ESERCIZI DA SVOLGERE |
a. Ripeti il passo del testo sull'innovazione in Bielorussia che inizia con "La struttura del" e termina con "rappresentate in Bielorussia.".
b. Secondo il testo sull'innovazione in Bielorussia, in che anno è stata fondata l'Accademia nazionale delle scienze della Bielorussia?

Nello specifico, si analizzano i ruoli e le attività svolte, dai vari attori coinvolti (lo Stato, le Università, le Imprese, gli Uffici di trasferimento tecnologico, il Governo e i Cittadini) nel processo innovativo di ciascun modello, per poi confrontare le due modalità di applicazione.
3.1 Il sistema dell’innovazione in Bielorussia
La Bielorussia è membro dell’Unione Economica Eurasiatica che unisce i mercati di cinque paesi (Armenia, Bielorussia, Kazakistan, Kirghizistan, Russia) con una popolazione di oltre 175 milioni e un PIL totale superiore a 1.500 miliardi di dollari. Complessivamente, le attività di R&S in Bielorussa sono svolte da 460 organizzazioni di cui 89 appartenenti al settore pubblico, 296 – al settore commerciale e 74 – all’istruzione superiore. La principale e più grande e organizzazione di ricerca e sviluppo è l’Accademia nazionale delle scienze della Bielorussia (1928), che riunisce sotto il suo ombrello oltre 100 istituti di ricerca, aziende e altre entità di status giuridico variabile. Nel settore dell’istruzione superiore, il ruolo di primo piano spetta all’Università statale bielorussa (1921), la più grande università classica, nonché alla National Technical University (1920), la più grande scuola tecnica superiore.
La struttura del sistema di ricerca e sviluppo bielorusso è fortemente dominata dalle scienze tecniche in cui è impegnato oltre il 60% del numero totale di ricercatori. Costituiscono la base per il settore della costruzione di macchine, il settore più grande e più sviluppato dell’industria nazionale e il principale investitore in R&S. Questa forte specializzazione è una risorsa da sfruttare, a condizione che generi rendimenti crescenti attraverso cluster, spillover e scambio di conoscenze. Numerosi sforzi sono stati intrapresi dal governo per promuovere altre discipline, oltre all’ICT, come ad esempio le scienze della vita e le biotecnologie, sempre più importanti su scala globale, ma finora poco rappresentate in Bielorussia.

RIGHE |
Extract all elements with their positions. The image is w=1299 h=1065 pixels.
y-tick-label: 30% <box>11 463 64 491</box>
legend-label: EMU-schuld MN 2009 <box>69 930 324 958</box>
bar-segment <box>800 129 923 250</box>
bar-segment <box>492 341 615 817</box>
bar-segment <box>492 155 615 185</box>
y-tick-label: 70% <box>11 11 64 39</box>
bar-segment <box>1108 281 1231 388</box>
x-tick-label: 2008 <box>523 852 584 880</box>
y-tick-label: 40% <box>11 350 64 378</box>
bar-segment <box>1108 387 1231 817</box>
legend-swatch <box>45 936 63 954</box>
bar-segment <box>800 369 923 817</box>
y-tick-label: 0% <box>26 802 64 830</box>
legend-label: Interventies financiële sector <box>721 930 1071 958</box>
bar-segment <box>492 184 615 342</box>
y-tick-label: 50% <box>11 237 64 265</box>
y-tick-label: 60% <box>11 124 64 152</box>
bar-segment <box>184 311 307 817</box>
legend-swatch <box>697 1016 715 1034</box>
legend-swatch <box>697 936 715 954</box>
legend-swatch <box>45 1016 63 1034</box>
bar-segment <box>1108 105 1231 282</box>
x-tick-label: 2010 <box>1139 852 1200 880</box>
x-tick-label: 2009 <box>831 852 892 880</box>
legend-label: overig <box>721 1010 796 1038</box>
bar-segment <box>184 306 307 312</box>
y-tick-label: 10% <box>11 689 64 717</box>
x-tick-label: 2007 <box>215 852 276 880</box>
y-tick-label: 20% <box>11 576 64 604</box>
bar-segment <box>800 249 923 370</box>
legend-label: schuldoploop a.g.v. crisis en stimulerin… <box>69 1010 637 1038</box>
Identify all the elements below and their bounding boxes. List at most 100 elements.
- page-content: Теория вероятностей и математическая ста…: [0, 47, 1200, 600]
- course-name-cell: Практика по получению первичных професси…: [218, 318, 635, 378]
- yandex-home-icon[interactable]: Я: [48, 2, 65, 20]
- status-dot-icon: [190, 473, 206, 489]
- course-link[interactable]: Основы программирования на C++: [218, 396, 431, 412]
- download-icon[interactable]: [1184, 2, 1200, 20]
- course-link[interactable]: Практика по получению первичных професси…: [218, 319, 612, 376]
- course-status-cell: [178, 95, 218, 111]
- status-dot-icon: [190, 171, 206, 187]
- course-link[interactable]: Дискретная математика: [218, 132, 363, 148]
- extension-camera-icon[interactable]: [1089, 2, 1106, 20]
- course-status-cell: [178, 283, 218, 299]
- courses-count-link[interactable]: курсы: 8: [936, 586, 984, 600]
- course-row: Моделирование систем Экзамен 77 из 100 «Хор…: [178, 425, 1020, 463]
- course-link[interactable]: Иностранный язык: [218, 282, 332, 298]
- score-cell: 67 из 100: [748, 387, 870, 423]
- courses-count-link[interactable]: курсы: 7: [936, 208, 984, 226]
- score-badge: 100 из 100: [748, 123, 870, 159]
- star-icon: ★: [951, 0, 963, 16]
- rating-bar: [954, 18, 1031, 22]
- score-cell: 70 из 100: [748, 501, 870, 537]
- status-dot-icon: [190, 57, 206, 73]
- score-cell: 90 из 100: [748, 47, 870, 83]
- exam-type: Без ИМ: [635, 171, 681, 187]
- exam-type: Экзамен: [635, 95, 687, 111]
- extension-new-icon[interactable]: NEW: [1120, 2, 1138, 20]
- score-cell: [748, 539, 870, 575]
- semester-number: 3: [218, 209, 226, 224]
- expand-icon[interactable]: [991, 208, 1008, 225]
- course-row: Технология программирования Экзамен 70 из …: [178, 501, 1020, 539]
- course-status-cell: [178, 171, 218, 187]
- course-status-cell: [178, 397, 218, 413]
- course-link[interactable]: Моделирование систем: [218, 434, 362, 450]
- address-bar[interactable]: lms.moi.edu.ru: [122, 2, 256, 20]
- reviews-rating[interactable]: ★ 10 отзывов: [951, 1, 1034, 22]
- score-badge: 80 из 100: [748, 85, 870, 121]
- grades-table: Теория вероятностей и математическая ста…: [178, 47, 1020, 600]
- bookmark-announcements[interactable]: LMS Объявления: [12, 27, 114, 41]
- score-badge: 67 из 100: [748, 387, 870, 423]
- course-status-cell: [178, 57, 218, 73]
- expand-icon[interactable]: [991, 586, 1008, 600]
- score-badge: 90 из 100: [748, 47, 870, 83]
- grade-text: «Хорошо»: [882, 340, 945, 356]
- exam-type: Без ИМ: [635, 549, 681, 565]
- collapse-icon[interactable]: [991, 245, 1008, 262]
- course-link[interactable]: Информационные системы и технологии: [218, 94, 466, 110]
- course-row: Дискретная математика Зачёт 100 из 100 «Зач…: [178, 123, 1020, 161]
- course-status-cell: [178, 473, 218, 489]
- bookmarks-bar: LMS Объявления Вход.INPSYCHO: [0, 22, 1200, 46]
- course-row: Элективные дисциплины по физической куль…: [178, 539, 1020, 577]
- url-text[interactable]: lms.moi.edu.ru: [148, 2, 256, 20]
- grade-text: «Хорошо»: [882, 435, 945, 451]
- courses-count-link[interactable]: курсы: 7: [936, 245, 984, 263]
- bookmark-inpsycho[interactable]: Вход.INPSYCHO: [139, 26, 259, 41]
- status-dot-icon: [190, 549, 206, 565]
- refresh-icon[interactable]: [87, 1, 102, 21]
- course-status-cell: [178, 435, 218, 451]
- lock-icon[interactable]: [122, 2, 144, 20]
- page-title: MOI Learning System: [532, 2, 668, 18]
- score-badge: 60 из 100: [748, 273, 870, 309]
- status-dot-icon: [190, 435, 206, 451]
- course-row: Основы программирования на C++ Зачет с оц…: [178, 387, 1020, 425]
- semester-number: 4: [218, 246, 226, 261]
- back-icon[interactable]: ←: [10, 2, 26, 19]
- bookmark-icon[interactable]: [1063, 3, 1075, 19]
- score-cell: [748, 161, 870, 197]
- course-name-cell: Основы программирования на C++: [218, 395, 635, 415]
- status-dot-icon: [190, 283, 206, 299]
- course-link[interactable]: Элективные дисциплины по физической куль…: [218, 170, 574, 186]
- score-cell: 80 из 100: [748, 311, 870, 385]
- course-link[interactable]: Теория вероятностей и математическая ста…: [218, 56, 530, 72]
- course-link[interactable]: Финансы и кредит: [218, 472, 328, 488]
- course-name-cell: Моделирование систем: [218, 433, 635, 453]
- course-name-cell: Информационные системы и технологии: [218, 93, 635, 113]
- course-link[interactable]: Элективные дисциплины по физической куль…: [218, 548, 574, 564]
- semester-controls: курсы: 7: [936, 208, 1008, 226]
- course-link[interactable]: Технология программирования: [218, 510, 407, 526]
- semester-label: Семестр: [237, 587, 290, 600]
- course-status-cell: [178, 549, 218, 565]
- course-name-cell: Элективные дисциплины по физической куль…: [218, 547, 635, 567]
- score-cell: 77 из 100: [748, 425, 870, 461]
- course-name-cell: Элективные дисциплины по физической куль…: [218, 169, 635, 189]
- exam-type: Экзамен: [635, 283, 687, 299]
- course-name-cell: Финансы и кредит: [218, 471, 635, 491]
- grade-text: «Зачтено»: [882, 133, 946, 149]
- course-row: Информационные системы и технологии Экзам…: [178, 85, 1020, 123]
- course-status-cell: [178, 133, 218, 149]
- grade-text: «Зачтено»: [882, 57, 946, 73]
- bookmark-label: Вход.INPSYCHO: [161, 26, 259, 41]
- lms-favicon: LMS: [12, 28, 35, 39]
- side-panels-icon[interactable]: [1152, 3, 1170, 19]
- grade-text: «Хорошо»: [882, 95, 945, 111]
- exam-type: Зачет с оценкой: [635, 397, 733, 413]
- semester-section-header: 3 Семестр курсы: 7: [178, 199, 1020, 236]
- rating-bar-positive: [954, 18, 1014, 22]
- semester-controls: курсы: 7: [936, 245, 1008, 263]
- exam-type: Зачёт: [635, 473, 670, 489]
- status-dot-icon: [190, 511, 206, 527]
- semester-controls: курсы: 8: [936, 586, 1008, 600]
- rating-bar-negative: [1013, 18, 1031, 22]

RISULTATI |
a.
La struttura del sistema di ricerca e sviluppo bielorusso è fortemente dominata dalle scienze tecniche in cui è impegnato oltre il 60% del numero totale di ricercatori. Costituiscono la base per il settore della costruzione di macchine, il settore più grande e più sviluppato dell’industria nazionale e il principale investitore in R&S. Questa forte specializzazione è una risorsa da sfruttare, a condizione che generi rendimenti crescenti attraverso cluster, spillover e scambio di conoscenze. Numerosi sforzi sono stati intrapresi dal governo per promuovere altre discipline, oltre all’ICT, come ad esempio le scienze della vita e le biotecnologie, sempre più importanti su scala globale, ma finora poco rappresentate in Bielorussia.

b. Nel 1928.